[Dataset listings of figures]
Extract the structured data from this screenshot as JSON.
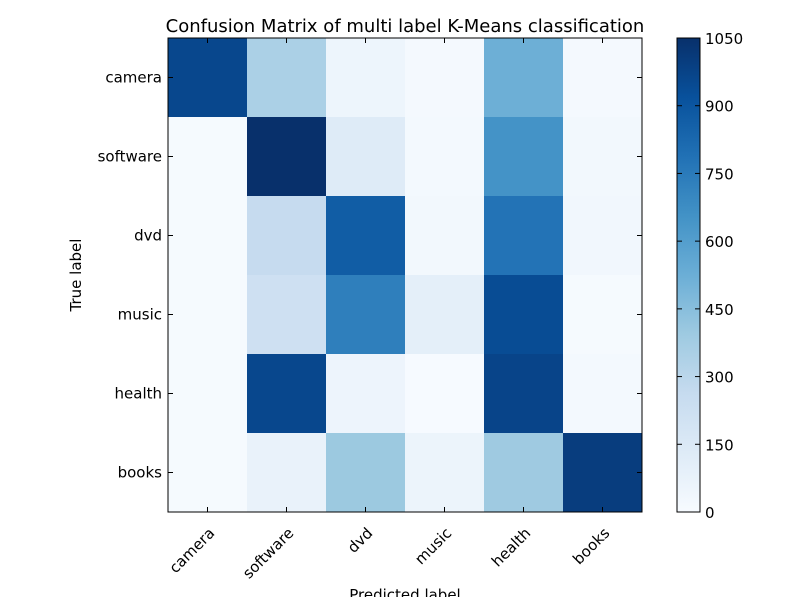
{
  "chart_data": {
    "type": "heatmap",
    "title": "Confusion Matrix of multi label K-Means classification",
    "xlabel": "Predicted label",
    "ylabel": "True label",
    "x_categories": [
      "camera",
      "software",
      "dvd",
      "music",
      "health",
      "books"
    ],
    "y_categories": [
      "camera",
      "software",
      "dvd",
      "music",
      "health",
      "books"
    ],
    "values": [
      [
        960,
        350,
        50,
        15,
        520,
        15
      ],
      [
        10,
        1050,
        130,
        20,
        650,
        25
      ],
      [
        10,
        260,
        870,
        25,
        780,
        30
      ],
      [
        10,
        220,
        730,
        100,
        940,
        10
      ],
      [
        10,
        960,
        55,
        5,
        970,
        20
      ],
      [
        10,
        75,
        400,
        60,
        390,
        1000
      ]
    ],
    "colorbar": {
      "min": 0,
      "max": 1050,
      "ticks": [
        0,
        150,
        300,
        450,
        600,
        750,
        900,
        1050
      ],
      "colormap": "Blues"
    }
  }
}
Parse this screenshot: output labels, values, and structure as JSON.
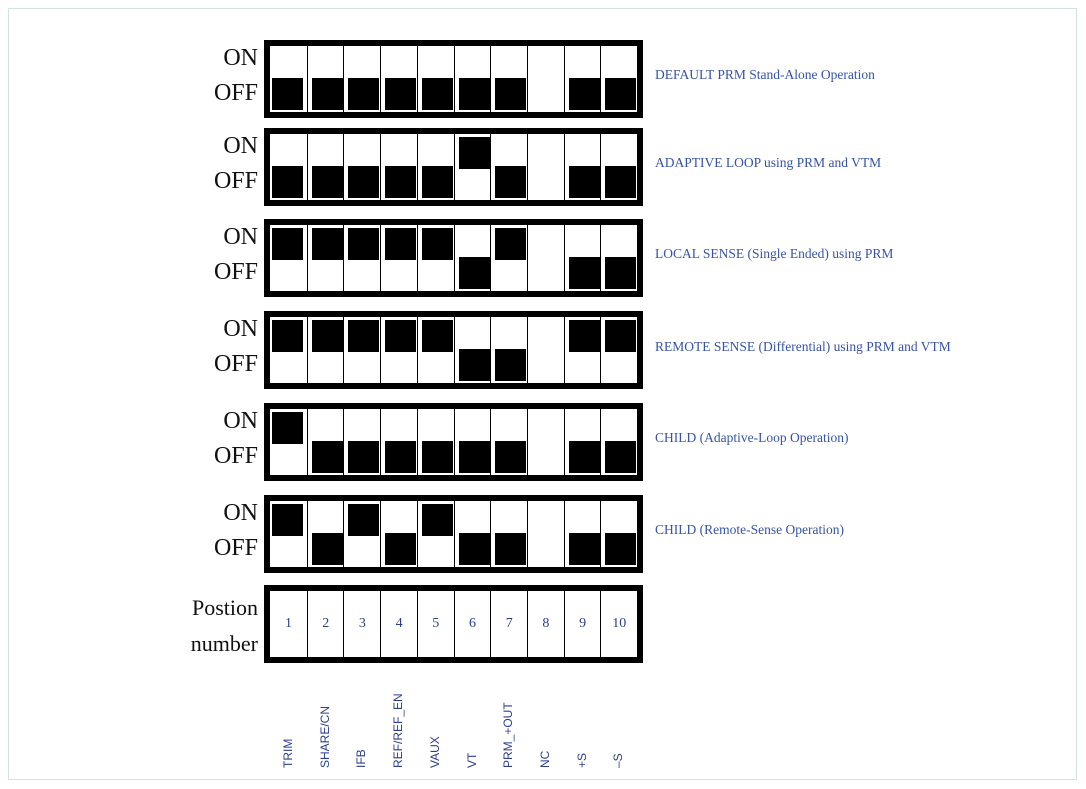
{
  "labels": {
    "on": "ON",
    "off": "OFF",
    "position_line1": "Postion",
    "position_line2": "number"
  },
  "rows": [
    {
      "description": "DEFAULT PRM Stand-Alone Operation",
      "states": [
        "off",
        "off",
        "off",
        "off",
        "off",
        "off",
        "off",
        "none",
        "off",
        "off"
      ]
    },
    {
      "description": "ADAPTIVE LOOP using PRM and VTM",
      "states": [
        "off",
        "off",
        "off",
        "off",
        "off",
        "on",
        "off",
        "none",
        "off",
        "off"
      ]
    },
    {
      "description": "LOCAL SENSE (Single Ended) using PRM",
      "states": [
        "on",
        "on",
        "on",
        "on",
        "on",
        "off",
        "on",
        "none",
        "off",
        "off"
      ]
    },
    {
      "description": "REMOTE SENSE (Differential) using PRM and VTM",
      "states": [
        "on",
        "on",
        "on",
        "on",
        "on",
        "off",
        "off",
        "none",
        "on",
        "on"
      ]
    },
    {
      "description": "CHILD (Adaptive-Loop Operation)",
      "states": [
        "on",
        "off",
        "off",
        "off",
        "off",
        "off",
        "off",
        "none",
        "off",
        "off"
      ]
    },
    {
      "description": "CHILD (Remote-Sense Operation)",
      "states": [
        "on",
        "off",
        "on",
        "off",
        "on",
        "off",
        "off",
        "none",
        "off",
        "off"
      ]
    }
  ],
  "positions": [
    "1",
    "2",
    "3",
    "4",
    "5",
    "6",
    "7",
    "8",
    "9",
    "10"
  ],
  "pin_names": [
    "TRIM",
    "SHARE/CN",
    "IFB",
    "REF/REF_EN",
    "VAUX",
    "VT",
    "PRM_+OUT",
    "NC",
    "+S",
    "–S"
  ],
  "colors": {
    "description_text": "#3653a6",
    "pin_text": "#2b3e8c",
    "knob": "#000000"
  }
}
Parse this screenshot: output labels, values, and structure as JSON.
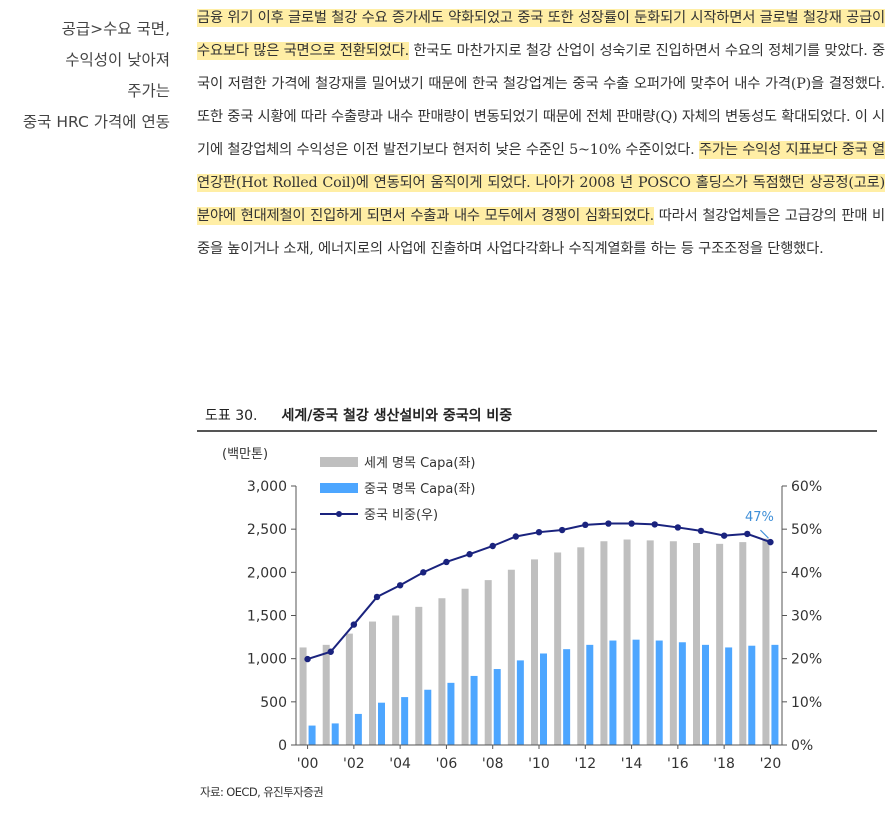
{
  "sidebar": {
    "lines": [
      "공급>수요 국면,",
      "수익성이 낮아져",
      "주가는",
      "중국 HRC 가격에 연동"
    ]
  },
  "body": {
    "p1_seg1": "금융 위기 이후 글로벌 철강 수요 증가세도 약화되었고 중국 또한 성장률이 둔화되기 시작하면서 글로벌 철강재 공급이 수요보다 많은 국면으로 전환되었다.",
    "p1_seg2": " 한국도 마찬가지로 철강 산업이 성숙기로 진입하면서 수요의 정체기를 맞았다. 중국이 저렴한 가격에 철강재를 밀어냈기 때문에 한국 철강업계는 중국 수출 오퍼가에 맞추어 내수 가격(P)을 결정했다. 또한 중국 시황에 따라 수출량과 내수 판매량이 변동되었기 때문에 전체 판매량(Q) 자체의 변동성도 확대되었다. 이 시기에 철강업체의 수익성은 이전 발전기보다 현저히 낮은 수준인 5~10% 수준이었다. ",
    "p1_seg3": "주가는 수익성 지표보다 중국 열연강판(Hot Rolled Coil)에 연동되어 움직이게 되었다. 나아가 2008 년 POSCO 홀딩스가 독점했던 상공정(고로) 분야에 현대제철이 진입하게 되면서 수출과 내수 모두에서 경쟁이 심화되었다.",
    "p1_seg4": " 따라서 철강업체들은 고급강의 판매 비중을 높이거나 소재, 에너지로의 사업에 진출하며 사업다각화나 수직계열화를 하는 등 구조조정을 단행했다."
  },
  "figure": {
    "number": "도표 30.",
    "title": "세계/중국 철강 생산설비와 중국의 비중",
    "source": "자료: OECD, 유진투자증권"
  },
  "chart_data": {
    "type": "bar",
    "title": "세계/중국 철강 생산설비와 중국의 비중",
    "ylabel_left": "(백만톤)",
    "ylim_left": [
      0,
      3000
    ],
    "ylim_right": [
      0,
      60
    ],
    "yticks_left": [
      "0",
      "500",
      "1,000",
      "1,500",
      "2,000",
      "2,500",
      "3,000"
    ],
    "yticks_right": [
      "0%",
      "10%",
      "20%",
      "30%",
      "40%",
      "50%",
      "60%"
    ],
    "x": [
      2000,
      2001,
      2002,
      2003,
      2004,
      2005,
      2006,
      2007,
      2008,
      2009,
      2010,
      2011,
      2012,
      2013,
      2014,
      2015,
      2016,
      2017,
      2018,
      2019,
      2020
    ],
    "xtick_labels": [
      "'00",
      "'02",
      "'04",
      "'06",
      "'08",
      "'10",
      "'12",
      "'14",
      "'16",
      "'18",
      "'20"
    ],
    "series": [
      {
        "name": "세계 명목 Capa(좌)",
        "kind": "bar",
        "axis": "left",
        "color": "#bfbfbf",
        "values": [
          1130,
          1160,
          1290,
          1430,
          1500,
          1600,
          1700,
          1810,
          1910,
          2030,
          2150,
          2230,
          2290,
          2360,
          2380,
          2370,
          2360,
          2340,
          2330,
          2350,
          2390
        ]
      },
      {
        "name": "중국 명목 Capa(좌)",
        "kind": "bar",
        "axis": "left",
        "color": "#4da6ff",
        "values": [
          225,
          250,
          360,
          490,
          555,
          640,
          720,
          800,
          880,
          980,
          1060,
          1110,
          1160,
          1210,
          1220,
          1210,
          1190,
          1160,
          1130,
          1150,
          1160
        ]
      },
      {
        "name": "중국 비중(우)",
        "kind": "line",
        "axis": "right",
        "color": "#1a237e",
        "values": [
          19.9,
          21.6,
          27.9,
          34.3,
          37.0,
          40.0,
          42.4,
          44.2,
          46.1,
          48.3,
          49.3,
          49.8,
          51.0,
          51.3,
          51.3,
          51.1,
          50.4,
          49.6,
          48.5,
          48.9,
          47.0
        ]
      }
    ],
    "annotation": {
      "text": "47%",
      "x": 2020,
      "color": "#3f8fd8"
    },
    "legend_position": "top-left"
  }
}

→ **Problem requirements**
Restate each line of the records exactly; pictures do not belong in the copy.

→ **Solution**
Extract the structured data from this screenshot as JSON.
{
  "chart_data": {
    "type": "heatmap",
    "title": "Confusion Matrix of multi label K-Means classification",
    "xlabel": "Predicted label",
    "ylabel": "True label",
    "x_categories": [
      "camera",
      "software",
      "dvd",
      "music",
      "health",
      "books"
    ],
    "y_categories": [
      "camera",
      "software",
      "dvd",
      "music",
      "health",
      "books"
    ],
    "values": [
      [
        960,
        350,
        50,
        15,
        520,
        15
      ],
      [
        10,
        1050,
        130,
        20,
        650,
        25
      ],
      [
        10,
        260,
        870,
        25,
        780,
        30
      ],
      [
        10,
        220,
        730,
        100,
        940,
        10
      ],
      [
        10,
        960,
        55,
        5,
        970,
        20
      ],
      [
        10,
        75,
        400,
        60,
        390,
        1000
      ]
    ],
    "colorbar": {
      "min": 0,
      "max": 1050,
      "ticks": [
        0,
        150,
        300,
        450,
        600,
        750,
        900,
        1050
      ],
      "colormap": "Blues"
    }
  }
}
Parse this screenshot: output labels, values, and structure as JSON.
{
  "labels": {
    "on": "ON",
    "off": "OFF",
    "position_line1": "Postion",
    "position_line2": "number"
  },
  "rows": [
    {
      "description": "DEFAULT PRM Stand-Alone Operation",
      "states": [
        "off",
        "off",
        "off",
        "off",
        "off",
        "off",
        "off",
        "none",
        "off",
        "off"
      ]
    },
    {
      "description": "ADAPTIVE LOOP using PRM and VTM",
      "states": [
        "off",
        "off",
        "off",
        "off",
        "off",
        "on",
        "off",
        "none",
        "off",
        "off"
      ]
    },
    {
      "description": "LOCAL SENSE (Single Ended) using PRM",
      "states": [
        "on",
        "on",
        "on",
        "on",
        "on",
        "off",
        "on",
        "none",
        "off",
        "off"
      ]
    },
    {
      "description": "REMOTE SENSE (Differential) using PRM and VTM",
      "states": [
        "on",
        "on",
        "on",
        "on",
        "on",
        "off",
        "off",
        "none",
        "on",
        "on"
      ]
    },
    {
      "description": "CHILD (Adaptive-Loop Operation)",
      "states": [
        "on",
        "off",
        "off",
        "off",
        "off",
        "off",
        "off",
        "none",
        "off",
        "off"
      ]
    },
    {
      "description": "CHILD (Remote-Sense Operation)",
      "states": [
        "on",
        "off",
        "on",
        "off",
        "on",
        "off",
        "off",
        "none",
        "off",
        "off"
      ]
    }
  ],
  "positions": [
    "1",
    "2",
    "3",
    "4",
    "5",
    "6",
    "7",
    "8",
    "9",
    "10"
  ],
  "pin_names": [
    "TRIM",
    "SHARE/CN",
    "IFB",
    "REF/REF_EN",
    "VAUX",
    "VT",
    "PRM_+OUT",
    "NC",
    "+S",
    "–S"
  ],
  "colors": {
    "description_text": "#3653a6",
    "pin_text": "#2b3e8c",
    "knob": "#000000"
  }
}
Parse this screenshot: output labels, values, and structure as JSON.
{
  "sidebar": {
    "lines": [
      "공급>수요 국면,",
      "수익성이 낮아져",
      "주가는",
      "중국 HRC 가격에 연동"
    ]
  },
  "body": {
    "p1_seg1": "금융 위기 이후 글로벌 철강 수요 증가세도 약화되었고 중국 또한 성장률이 둔화되기 시작하면서 글로벌 철강재 공급이 수요보다 많은 국면으로 전환되었다.",
    "p1_seg2": " 한국도 마찬가지로 철강 산업이 성숙기로 진입하면서 수요의 정체기를 맞았다. 중국이 저렴한 가격에 철강재를 밀어냈기 때문에 한국 철강업계는 중국 수출 오퍼가에 맞추어 내수 가격(P)을 결정했다. 또한 중국 시황에 따라 수출량과 내수 판매량이 변동되었기 때문에 전체 판매량(Q) 자체의 변동성도 확대되었다. 이 시기에 철강업체의 수익성은 이전 발전기보다 현저히 낮은 수준인 5~10% 수준이었다. ",
    "p1_seg3": "주가는 수익성 지표보다 중국 열연강판(Hot Rolled Coil)에 연동되어 움직이게 되었다. 나아가 2008 년 POSCO 홀딩스가 독점했던 상공정(고로) 분야에 현대제철이 진입하게 되면서 수출과 내수 모두에서 경쟁이 심화되었다.",
    "p1_seg4": " 따라서 철강업체들은 고급강의 판매 비중을 높이거나 소재, 에너지로의 사업에 진출하며 사업다각화나 수직계열화를 하는 등 구조조정을 단행했다."
  },
  "figure": {
    "number": "도표 30.",
    "title": "세계/중국 철강 생산설비와 중국의 비중",
    "source": "자료: OECD, 유진투자증권"
  },
  "chart_data": {
    "type": "bar",
    "title": "세계/중국 철강 생산설비와 중국의 비중",
    "ylabel_left": "(백만톤)",
    "ylim_left": [
      0,
      3000
    ],
    "ylim_right": [
      0,
      60
    ],
    "yticks_left": [
      "0",
      "500",
      "1,000",
      "1,500",
      "2,000",
      "2,500",
      "3,000"
    ],
    "yticks_right": [
      "0%",
      "10%",
      "20%",
      "30%",
      "40%",
      "50%",
      "60%"
    ],
    "x": [
      2000,
      2001,
      2002,
      2003,
      2004,
      2005,
      2006,
      2007,
      2008,
      2009,
      2010,
      2011,
      2012,
      2013,
      2014,
      2015,
      2016,
      2017,
      2018,
      2019,
      2020
    ],
    "xtick_labels": [
      "'00",
      "'02",
      "'04",
      "'06",
      "'08",
      "'10",
      "'12",
      "'14",
      "'16",
      "'18",
      "'20"
    ],
    "series": [
      {
        "name": "세계 명목 Capa(좌)",
        "kind": "bar",
        "axis": "left",
        "color": "#bfbfbf",
        "values": [
          1130,
          1160,
          1290,
          1430,
          1500,
          1600,
          1700,
          1810,
          1910,
          2030,
          2150,
          2230,
          2290,
          2360,
          2380,
          2370,
          2360,
          2340,
          2330,
          2350,
          2390
        ]
      },
      {
        "name": "중국 명목 Capa(좌)",
        "kind": "bar",
        "axis": "left",
        "color": "#4da6ff",
        "values": [
          225,
          250,
          360,
          490,
          555,
          640,
          720,
          800,
          880,
          980,
          1060,
          1110,
          1160,
          1210,
          1220,
          1210,
          1190,
          1160,
          1130,
          1150,
          1160
        ]
      },
      {
        "name": "중국 비중(우)",
        "kind": "line",
        "axis": "right",
        "color": "#1a237e",
        "values": [
          19.9,
          21.6,
          27.9,
          34.3,
          37.0,
          40.0,
          42.4,
          44.2,
          46.1,
          48.3,
          49.3,
          49.8,
          51.0,
          51.3,
          51.3,
          51.1,
          50.4,
          49.6,
          48.5,
          48.9,
          47.0
        ]
      }
    ],
    "annotation": {
      "text": "47%",
      "x": 2020,
      "color": "#3f8fd8"
    },
    "legend_position": "top-left"
  }
}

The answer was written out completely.